-- start --

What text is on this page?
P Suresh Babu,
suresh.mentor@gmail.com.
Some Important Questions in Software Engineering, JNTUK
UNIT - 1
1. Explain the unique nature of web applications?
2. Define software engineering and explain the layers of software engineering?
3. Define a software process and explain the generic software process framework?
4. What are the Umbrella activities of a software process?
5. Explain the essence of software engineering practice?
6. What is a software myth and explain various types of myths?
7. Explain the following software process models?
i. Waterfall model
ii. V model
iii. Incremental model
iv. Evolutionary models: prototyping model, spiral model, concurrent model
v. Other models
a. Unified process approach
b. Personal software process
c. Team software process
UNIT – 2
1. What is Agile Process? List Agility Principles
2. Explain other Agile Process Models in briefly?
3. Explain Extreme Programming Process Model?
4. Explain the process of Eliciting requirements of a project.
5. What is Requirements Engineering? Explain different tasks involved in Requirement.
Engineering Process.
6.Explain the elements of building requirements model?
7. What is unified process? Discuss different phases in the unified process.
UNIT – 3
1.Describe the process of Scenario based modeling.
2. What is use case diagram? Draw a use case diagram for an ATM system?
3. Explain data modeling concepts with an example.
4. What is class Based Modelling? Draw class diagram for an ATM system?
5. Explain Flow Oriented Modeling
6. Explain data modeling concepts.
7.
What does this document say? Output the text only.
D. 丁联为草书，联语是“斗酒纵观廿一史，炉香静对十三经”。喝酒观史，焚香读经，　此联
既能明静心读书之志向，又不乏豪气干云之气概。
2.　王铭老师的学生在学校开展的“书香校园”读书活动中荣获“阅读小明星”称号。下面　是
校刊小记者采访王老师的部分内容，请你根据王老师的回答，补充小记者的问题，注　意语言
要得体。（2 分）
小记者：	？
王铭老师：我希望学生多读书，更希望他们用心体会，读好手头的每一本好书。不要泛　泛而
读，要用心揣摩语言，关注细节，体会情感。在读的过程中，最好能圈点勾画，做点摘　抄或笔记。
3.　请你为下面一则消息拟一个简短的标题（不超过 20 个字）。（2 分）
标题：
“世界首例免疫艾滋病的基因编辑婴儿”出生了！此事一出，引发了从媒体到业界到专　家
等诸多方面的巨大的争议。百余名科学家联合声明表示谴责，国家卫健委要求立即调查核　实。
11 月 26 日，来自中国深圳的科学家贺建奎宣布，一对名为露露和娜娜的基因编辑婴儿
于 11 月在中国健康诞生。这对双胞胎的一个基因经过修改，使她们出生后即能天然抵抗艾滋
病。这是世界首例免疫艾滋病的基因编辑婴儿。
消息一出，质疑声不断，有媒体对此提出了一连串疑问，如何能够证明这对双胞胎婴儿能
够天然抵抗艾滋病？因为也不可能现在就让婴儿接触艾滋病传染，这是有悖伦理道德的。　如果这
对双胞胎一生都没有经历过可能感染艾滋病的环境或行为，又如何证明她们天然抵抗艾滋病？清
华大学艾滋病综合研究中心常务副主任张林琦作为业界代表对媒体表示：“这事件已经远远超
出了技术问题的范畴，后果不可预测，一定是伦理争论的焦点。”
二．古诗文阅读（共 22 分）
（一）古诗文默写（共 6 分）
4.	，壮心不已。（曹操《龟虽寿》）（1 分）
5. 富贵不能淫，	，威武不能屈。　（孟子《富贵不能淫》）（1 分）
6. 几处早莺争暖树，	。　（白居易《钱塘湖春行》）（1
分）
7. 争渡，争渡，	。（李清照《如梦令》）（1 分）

-- end --

Copy out each record exactly as given, omitting none.

What text is on this page?
P Suresh Babu,
suresh.mentor@gmail.com.
Some Important Questions in Software Engineering, JNTUK
UNIT - 1
1. Explain the unique nature of web applications?
2. Define software engineering and explain the layers of software engineering?
3. Define a software process and explain the generic software process framework?
4. What are the Umbrella activities of a software process?
5. Explain the essence of software engineering practice?
6. What is a software myth and explain various types of myths?
7. Explain the following software process models?
i. Waterfall model
ii. V model
iii. Incremental model
iv. Evolutionary models: prototyping model, spiral model, concurrent model
v. Other models
a. Unified process approach
b. Personal software process
c. Team software process
UNIT – 2
1. What is Agile Process? List Agility Principles
2. Explain other Agile Process Models in briefly?
3. Explain Extreme Programming Process Model?
4. Explain the process of Eliciting requirements of a project.
5. What is Requirements Engineering? Explain different tasks involved in Requirement.
Engineering Process.
6.Explain the elements of building requirements model?
7. What is unified process? Discuss different phases in the unified process.
UNIT – 3
1.Describe the process of Scenario based modeling.
2. What is use case diagram? Draw a use case diagram for an ATM system?
3. Explain data modeling concepts with an example.
4. What is class Based Modelling? Draw class diagram for an ATM system?
5. Explain Flow Oriented Modeling
6. Explain data modeling concepts.
7.
What does this document say? Output the text only.
D. 丁联为草书，联语是“斗酒纵观廿一史，炉香静对十三经”。喝酒观史，焚香读经，　此联
既能明静心读书之志向，又不乏豪气干云之气概。
2.　王铭老师的学生在学校开展的“书香校园”读书活动中荣获“阅读小明星”称号。下面　是
校刊小记者采访王老师的部分内容，请你根据王老师的回答，补充小记者的问题，注　意语言
要得体。（2 分）
小记者：	？
王铭老师：我希望学生多读书，更希望他们用心体会，读好手头的每一本好书。不要泛　泛而
读，要用心揣摩语言，关注细节，体会情感。在读的过程中，最好能圈点勾画，做点摘　抄或笔记。
3.　请你为下面一则消息拟一个简短的标题（不超过 20 个字）。（2 分）
标题：
“世界首例免疫艾滋病的基因编辑婴儿”出生了！此事一出，引发了从媒体到业界到专　家
等诸多方面的巨大的争议。百余名科学家联合声明表示谴责，国家卫健委要求立即调查核　实。
11 月 26 日，来自中国深圳的科学家贺建奎宣布，一对名为露露和娜娜的基因编辑婴儿
于 11 月在中国健康诞生。这对双胞胎的一个基因经过修改，使她们出生后即能天然抵抗艾滋
病。这是世界首例免疫艾滋病的基因编辑婴儿。
消息一出，质疑声不断，有媒体对此提出了一连串疑问，如何能够证明这对双胞胎婴儿能
够天然抵抗艾滋病？因为也不可能现在就让婴儿接触艾滋病传染，这是有悖伦理道德的。　如果这
对双胞胎一生都没有经历过可能感染艾滋病的环境或行为，又如何证明她们天然抵抗艾滋病？清
华大学艾滋病综合研究中心常务副主任张林琦作为业界代表对媒体表示：“这事件已经远远超
出了技术问题的范畴，后果不可预测，一定是伦理争论的焦点。”
二．古诗文阅读（共 22 分）
（一）古诗文默写（共 6 分）
4.	，壮心不已。（曹操《龟虽寿》）（1 分）
5. 富贵不能淫，	，威武不能屈。　（孟子《富贵不能淫》）（1 分）
6. 几处早莺争暖树，	。　（白居易《钱塘湖春行》）（1
分）
7. 争渡，争渡，	。（李清照《如梦令》）（1 分）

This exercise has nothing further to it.